Directive: Return all the data below as it stands, minus the pictures.
━━━━━ Material for this task ━━━━━
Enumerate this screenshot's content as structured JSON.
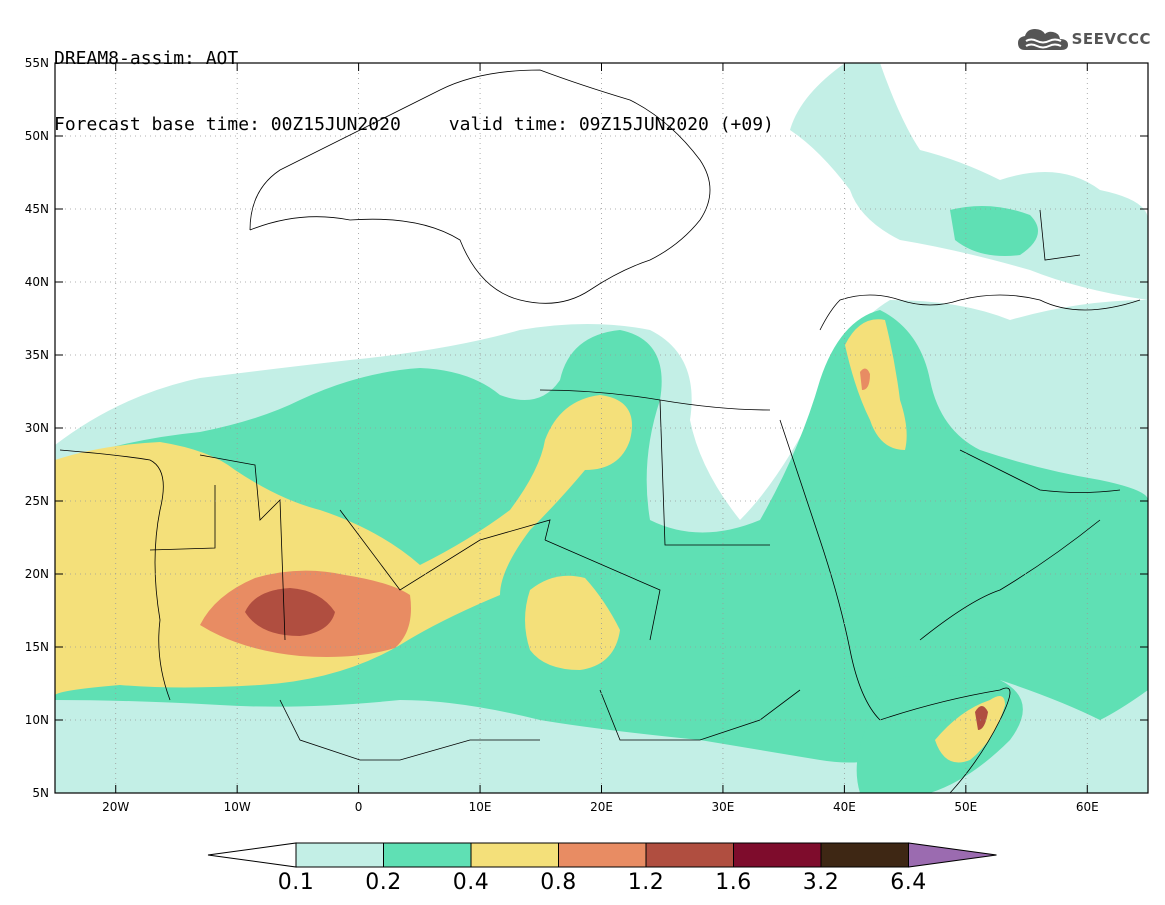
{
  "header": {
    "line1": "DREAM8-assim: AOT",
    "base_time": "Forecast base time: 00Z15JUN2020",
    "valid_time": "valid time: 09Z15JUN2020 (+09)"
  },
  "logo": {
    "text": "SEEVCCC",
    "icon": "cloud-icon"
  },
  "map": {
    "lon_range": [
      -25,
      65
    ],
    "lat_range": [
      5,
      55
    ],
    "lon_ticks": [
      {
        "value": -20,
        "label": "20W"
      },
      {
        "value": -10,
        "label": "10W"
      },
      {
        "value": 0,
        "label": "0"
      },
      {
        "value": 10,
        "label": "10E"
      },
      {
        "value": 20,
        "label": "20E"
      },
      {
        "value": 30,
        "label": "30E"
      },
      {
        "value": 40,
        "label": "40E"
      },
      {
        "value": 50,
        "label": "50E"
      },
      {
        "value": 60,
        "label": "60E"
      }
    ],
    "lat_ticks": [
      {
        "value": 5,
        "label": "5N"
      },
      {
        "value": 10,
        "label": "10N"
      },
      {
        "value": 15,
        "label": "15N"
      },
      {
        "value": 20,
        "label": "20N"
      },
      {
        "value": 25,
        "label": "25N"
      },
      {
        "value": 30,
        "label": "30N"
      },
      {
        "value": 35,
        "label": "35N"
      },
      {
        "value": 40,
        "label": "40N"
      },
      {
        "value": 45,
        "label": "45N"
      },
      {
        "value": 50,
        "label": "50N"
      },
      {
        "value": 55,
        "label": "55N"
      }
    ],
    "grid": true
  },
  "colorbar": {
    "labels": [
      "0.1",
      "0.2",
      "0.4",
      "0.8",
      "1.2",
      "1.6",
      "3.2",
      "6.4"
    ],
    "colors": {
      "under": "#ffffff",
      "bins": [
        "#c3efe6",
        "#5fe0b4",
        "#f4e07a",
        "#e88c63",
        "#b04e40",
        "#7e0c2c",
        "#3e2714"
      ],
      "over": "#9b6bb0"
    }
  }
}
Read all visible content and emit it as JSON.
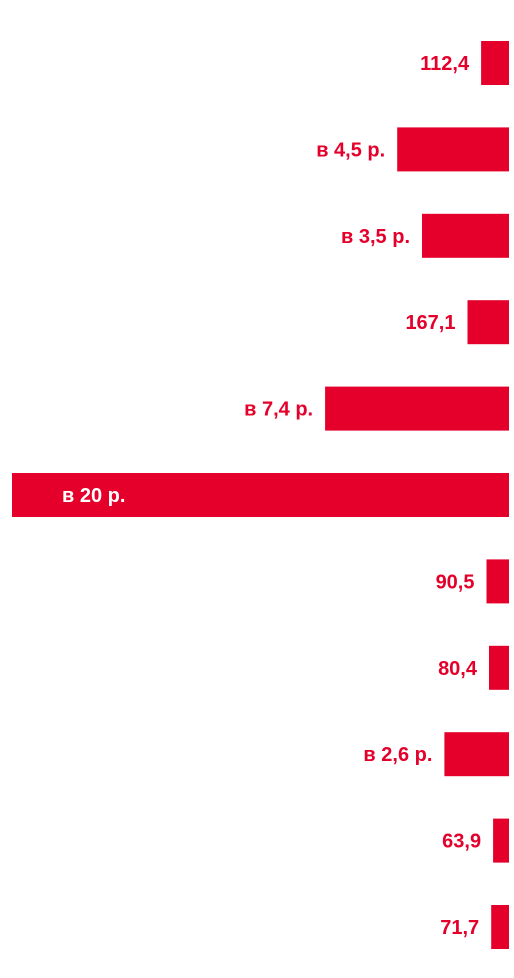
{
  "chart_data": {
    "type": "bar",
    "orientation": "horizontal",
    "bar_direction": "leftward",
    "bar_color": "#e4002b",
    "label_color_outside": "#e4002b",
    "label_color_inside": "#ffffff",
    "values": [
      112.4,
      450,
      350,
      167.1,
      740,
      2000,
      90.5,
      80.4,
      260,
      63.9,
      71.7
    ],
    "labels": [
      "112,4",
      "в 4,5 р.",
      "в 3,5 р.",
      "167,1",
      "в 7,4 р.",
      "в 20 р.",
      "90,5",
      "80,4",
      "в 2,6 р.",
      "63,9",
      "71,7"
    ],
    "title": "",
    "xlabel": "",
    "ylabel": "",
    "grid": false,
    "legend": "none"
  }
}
━━━━━
Right answer:
Enumerate this screenshot's content as structured JSON.
{
  "header": {
    "line1": "DREAM8-assim: AOT",
    "base_time": "Forecast base time: 00Z15JUN2020",
    "valid_time": "valid time: 09Z15JUN2020 (+09)"
  },
  "logo": {
    "text": "SEEVCCC",
    "icon": "cloud-icon"
  },
  "map": {
    "lon_range": [
      -25,
      65
    ],
    "lat_range": [
      5,
      55
    ],
    "lon_ticks": [
      {
        "value": -20,
        "label": "20W"
      },
      {
        "value": -10,
        "label": "10W"
      },
      {
        "value": 0,
        "label": "0"
      },
      {
        "value": 10,
        "label": "10E"
      },
      {
        "value": 20,
        "label": "20E"
      },
      {
        "value": 30,
        "label": "30E"
      },
      {
        "value": 40,
        "label": "40E"
      },
      {
        "value": 50,
        "label": "50E"
      },
      {
        "value": 60,
        "label": "60E"
      }
    ],
    "lat_ticks": [
      {
        "value": 5,
        "label": "5N"
      },
      {
        "value": 10,
        "label": "10N"
      },
      {
        "value": 15,
        "label": "15N"
      },
      {
        "value": 20,
        "label": "20N"
      },
      {
        "value": 25,
        "label": "25N"
      },
      {
        "value": 30,
        "label": "30N"
      },
      {
        "value": 35,
        "label": "35N"
      },
      {
        "value": 40,
        "label": "40N"
      },
      {
        "value": 45,
        "label": "45N"
      },
      {
        "value": 50,
        "label": "50N"
      },
      {
        "value": 55,
        "label": "55N"
      }
    ],
    "grid": true
  },
  "colorbar": {
    "labels": [
      "0.1",
      "0.2",
      "0.4",
      "0.8",
      "1.2",
      "1.6",
      "3.2",
      "6.4"
    ],
    "colors": {
      "under": "#ffffff",
      "bins": [
        "#c3efe6",
        "#5fe0b4",
        "#f4e07a",
        "#e88c63",
        "#b04e40",
        "#7e0c2c",
        "#3e2714"
      ],
      "over": "#9b6bb0"
    }
  }
}
Read all visible content and emit it as JSON.
{
  "chart_data": {
    "type": "bar",
    "orientation": "horizontal",
    "bar_direction": "leftward",
    "bar_color": "#e4002b",
    "label_color_outside": "#e4002b",
    "label_color_inside": "#ffffff",
    "values": [
      112.4,
      450,
      350,
      167.1,
      740,
      2000,
      90.5,
      80.4,
      260,
      63.9,
      71.7
    ],
    "labels": [
      "112,4",
      "в 4,5 р.",
      "в 3,5 р.",
      "167,1",
      "в 7,4 р.",
      "в 20 р.",
      "90,5",
      "80,4",
      "в 2,6 р.",
      "63,9",
      "71,7"
    ],
    "title": "",
    "xlabel": "",
    "ylabel": "",
    "grid": false,
    "legend": "none"
  }
}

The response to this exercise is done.